> _EXERCISE DIRECTIONS_
Retype all of the data. Every line must match exactly.

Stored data
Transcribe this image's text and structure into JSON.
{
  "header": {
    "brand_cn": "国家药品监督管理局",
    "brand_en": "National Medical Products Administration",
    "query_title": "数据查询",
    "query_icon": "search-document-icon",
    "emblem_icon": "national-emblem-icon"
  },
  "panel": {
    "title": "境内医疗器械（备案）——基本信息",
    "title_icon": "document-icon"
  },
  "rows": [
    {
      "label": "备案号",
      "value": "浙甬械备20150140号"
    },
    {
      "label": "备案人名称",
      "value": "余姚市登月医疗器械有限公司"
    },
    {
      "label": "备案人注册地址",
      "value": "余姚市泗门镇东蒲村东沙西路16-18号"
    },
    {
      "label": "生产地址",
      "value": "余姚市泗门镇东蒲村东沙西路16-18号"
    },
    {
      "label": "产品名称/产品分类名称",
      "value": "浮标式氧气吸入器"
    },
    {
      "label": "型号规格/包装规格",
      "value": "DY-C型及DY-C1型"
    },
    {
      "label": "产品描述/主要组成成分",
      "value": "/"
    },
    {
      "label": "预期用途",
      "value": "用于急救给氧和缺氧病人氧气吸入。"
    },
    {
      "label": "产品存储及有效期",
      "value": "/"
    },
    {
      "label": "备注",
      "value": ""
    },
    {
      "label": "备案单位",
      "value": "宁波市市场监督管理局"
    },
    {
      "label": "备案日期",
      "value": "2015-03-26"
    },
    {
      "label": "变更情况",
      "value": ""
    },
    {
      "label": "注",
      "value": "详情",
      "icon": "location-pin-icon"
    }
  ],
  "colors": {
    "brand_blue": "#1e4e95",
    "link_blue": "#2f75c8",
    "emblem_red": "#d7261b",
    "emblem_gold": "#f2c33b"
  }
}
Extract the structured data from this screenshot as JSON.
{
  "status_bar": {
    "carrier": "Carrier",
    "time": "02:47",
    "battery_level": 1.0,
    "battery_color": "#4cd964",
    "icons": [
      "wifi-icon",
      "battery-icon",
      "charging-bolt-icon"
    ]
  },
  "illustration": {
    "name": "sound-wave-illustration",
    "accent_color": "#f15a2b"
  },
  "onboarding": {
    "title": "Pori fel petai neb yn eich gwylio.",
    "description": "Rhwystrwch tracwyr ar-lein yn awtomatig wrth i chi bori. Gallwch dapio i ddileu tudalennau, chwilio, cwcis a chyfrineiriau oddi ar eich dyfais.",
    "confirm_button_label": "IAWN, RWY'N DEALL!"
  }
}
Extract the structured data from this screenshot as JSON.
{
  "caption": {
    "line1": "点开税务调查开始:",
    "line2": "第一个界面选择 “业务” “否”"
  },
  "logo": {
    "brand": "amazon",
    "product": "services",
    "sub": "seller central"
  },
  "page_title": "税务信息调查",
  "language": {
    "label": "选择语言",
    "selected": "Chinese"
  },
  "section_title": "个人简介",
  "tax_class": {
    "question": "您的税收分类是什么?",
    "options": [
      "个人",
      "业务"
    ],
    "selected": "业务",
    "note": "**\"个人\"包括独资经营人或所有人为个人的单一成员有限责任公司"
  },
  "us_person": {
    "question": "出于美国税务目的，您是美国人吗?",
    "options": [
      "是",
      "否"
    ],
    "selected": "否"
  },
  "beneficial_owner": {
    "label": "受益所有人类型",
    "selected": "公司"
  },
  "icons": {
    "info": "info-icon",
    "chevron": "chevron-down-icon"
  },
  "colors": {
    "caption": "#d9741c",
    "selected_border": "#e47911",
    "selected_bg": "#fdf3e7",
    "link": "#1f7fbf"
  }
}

> _WRITTEN SOLUTION_
Transcribe this image's text and structure into JSON.
{
  "header": {
    "brand_cn": "国家药品监督管理局",
    "brand_en": "National Medical Products Administration",
    "query_title": "数据查询",
    "query_icon": "search-document-icon",
    "emblem_icon": "national-emblem-icon"
  },
  "panel": {
    "title": "境内医疗器械（备案）——基本信息",
    "title_icon": "document-icon"
  },
  "rows": [
    {
      "label": "备案号",
      "value": "浙甬械备20150140号"
    },
    {
      "label": "备案人名称",
      "value": "余姚市登月医疗器械有限公司"
    },
    {
      "label": "备案人注册地址",
      "value": "余姚市泗门镇东蒲村东沙西路16-18号"
    },
    {
      "label": "生产地址",
      "value": "余姚市泗门镇东蒲村东沙西路16-18号"
    },
    {
      "label": "产品名称/产品分类名称",
      "value": "浮标式氧气吸入器"
    },
    {
      "label": "型号规格/包装规格",
      "value": "DY-C型及DY-C1型"
    },
    {
      "label": "产品描述/主要组成成分",
      "value": "/"
    },
    {
      "label": "预期用途",
      "value": "用于急救给氧和缺氧病人氧气吸入。"
    },
    {
      "label": "产品存储及有效期",
      "value": "/"
    },
    {
      "label": "备注",
      "value": ""
    },
    {
      "label": "备案单位",
      "value": "宁波市市场监督管理局"
    },
    {
      "label": "备案日期",
      "value": "2015-03-26"
    },
    {
      "label": "变更情况",
      "value": ""
    },
    {
      "label": "注",
      "value": "详情",
      "icon": "location-pin-icon"
    }
  ],
  "colors": {
    "brand_blue": "#1e4e95",
    "link_blue": "#2f75c8",
    "emblem_red": "#d7261b",
    "emblem_gold": "#f2c33b"
  }
}
Extract the structured data from this screenshot as JSON.
{
  "status_bar": {
    "carrier": "Carrier",
    "time": "02:47",
    "battery_level": 1.0,
    "battery_color": "#4cd964",
    "icons": [
      "wifi-icon",
      "battery-icon",
      "charging-bolt-icon"
    ]
  },
  "illustration": {
    "name": "sound-wave-illustration",
    "accent_color": "#f15a2b"
  },
  "onboarding": {
    "title": "Pori fel petai neb yn eich gwylio.",
    "description": "Rhwystrwch tracwyr ar-lein yn awtomatig wrth i chi bori. Gallwch dapio i ddileu tudalennau, chwilio, cwcis a chyfrineiriau oddi ar eich dyfais.",
    "confirm_button_label": "IAWN, RWY'N DEALL!"
  }
}
Extract the structured data from this screenshot as JSON.
{
  "caption": {
    "line1": "点开税务调查开始:",
    "line2": "第一个界面选择 “业务” “否”"
  },
  "logo": {
    "brand": "amazon",
    "product": "services",
    "sub": "seller central"
  },
  "page_title": "税务信息调查",
  "language": {
    "label": "选择语言",
    "selected": "Chinese"
  },
  "section_title": "个人简介",
  "tax_class": {
    "question": "您的税收分类是什么?",
    "options": [
      "个人",
      "业务"
    ],
    "selected": "业务",
    "note": "**\"个人\"包括独资经营人或所有人为个人的单一成员有限责任公司"
  },
  "us_person": {
    "question": "出于美国税务目的，您是美国人吗?",
    "options": [
      "是",
      "否"
    ],
    "selected": "否"
  },
  "beneficial_owner": {
    "label": "受益所有人类型",
    "selected": "公司"
  },
  "icons": {
    "info": "info-icon",
    "chevron": "chevron-down-icon"
  },
  "colors": {
    "caption": "#d9741c",
    "selected_border": "#e47911",
    "selected_bg": "#fdf3e7",
    "link": "#1f7fbf"
  }
}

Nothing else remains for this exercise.